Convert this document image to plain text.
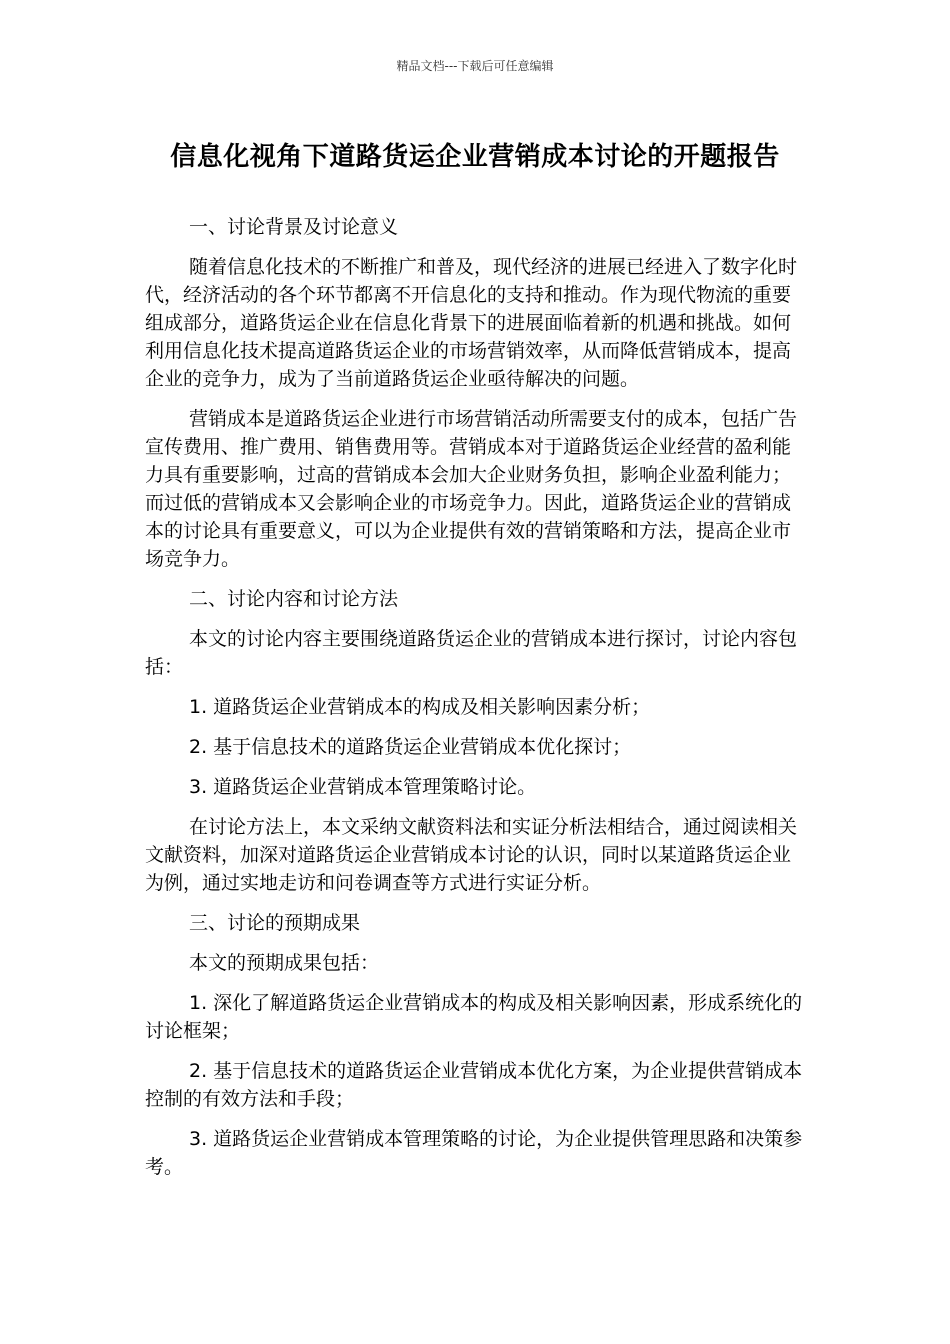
精品文档---下载后可任意编辑
信息化视角下道路货运企业营销成本讨论的开题报告

一、讨论背景及讨论意义

随着信息化技术的不断推广和普及，现代经济的进展已经进入了数字化时代，经济活动的各个环节都离不开信息化的支持和推动。作为现代物流的重要组成部分，道路货运企业在信息化背景下的进展面临着新的机遇和挑战。如何利用信息化技术提高道路货运企业的市场营销效率，从而降低营销成本，提高企业的竞争力，成为了当前道路货运企业亟待解决的问题。

营销成本是道路货运企业进行市场营销活动所需要支付的成本，包括广告宣传费用、推广费用、销售费用等。营销成本对于道路货运企业经营的盈利能力具有重要影响，过高的营销成本会加大企业财务负担，影响企业盈利能力；而过低的营销成本又会影响企业的市场竞争力。因此，道路货运企业的营销成本的讨论具有重要意义，可以为企业提供有效的营销策略和方法，提高企业市场竞争力。

二、讨论内容和讨论方法

本文的讨论内容主要围绕道路货运企业的营销成本进行探讨，讨论内容包括：

1. 道路货运企业营销成本的构成及相关影响因素分析；

2. 基于信息技术的道路货运企业营销成本优化探讨；

3. 道路货运企业营销成本管理策略讨论。

在讨论方法上，本文采纳文献资料法和实证分析法相结合，通过阅读相关文献资料，加深对道路货运企业营销成本讨论的认识，同时以某道路货运企业为例，通过实地走访和问卷调查等方式进行实证分析。

三、讨论的预期成果

本文的预期成果包括：

1. 深化了解道路货运企业营销成本的构成及相关影响因素，形成系统化的讨论框架；

2. 基于信息技术的道路货运企业营销成本优化方案，为企业提供营销成本控制的有效方法和手段；

3. 道路货运企业营销成本管理策略的讨论，为企业提供管理思路和决策参考。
· · · · · · ·
_What is expected_
Do not include the images; transcribe the rest of the listing exactly.

_Written solution_
Convert this document image to plain text.
精品文档---下载后可任意编辑
信息化视角下道路货运企业营销成本讨论的开题报告

一、讨论背景及讨论意义

随着信息化技术的不断推广和普及，现代经济的进展已经进入了数字化时代，经济活动的各个环节都离不开信息化的支持和推动。作为现代物流的重要组成部分，道路货运企业在信息化背景下的进展面临着新的机遇和挑战。如何利用信息化技术提高道路货运企业的市场营销效率，从而降低营销成本，提高企业的竞争力，成为了当前道路货运企业亟待解决的问题。

营销成本是道路货运企业进行市场营销活动所需要支付的成本，包括广告宣传费用、推广费用、销售费用等。营销成本对于道路货运企业经营的盈利能力具有重要影响，过高的营销成本会加大企业财务负担，影响企业盈利能力；而过低的营销成本又会影响企业的市场竞争力。因此，道路货运企业的营销成本的讨论具有重要意义，可以为企业提供有效的营销策略和方法，提高企业市场竞争力。

二、讨论内容和讨论方法

本文的讨论内容主要围绕道路货运企业的营销成本进行探讨，讨论内容包括：

1. 道路货运企业营销成本的构成及相关影响因素分析；

2. 基于信息技术的道路货运企业营销成本优化探讨；

3. 道路货运企业营销成本管理策略讨论。

在讨论方法上，本文采纳文献资料法和实证分析法相结合，通过阅读相关文献资料，加深对道路货运企业营销成本讨论的认识，同时以某道路货运企业为例，通过实地走访和问卷调查等方式进行实证分析。

三、讨论的预期成果

本文的预期成果包括：

1. 深化了解道路货运企业营销成本的构成及相关影响因素，形成系统化的讨论框架；

2. 基于信息技术的道路货运企业营销成本优化方案，为企业提供营销成本控制的有效方法和手段；

3. 道路货运企业营销成本管理策略的讨论，为企业提供管理思路和决策参考。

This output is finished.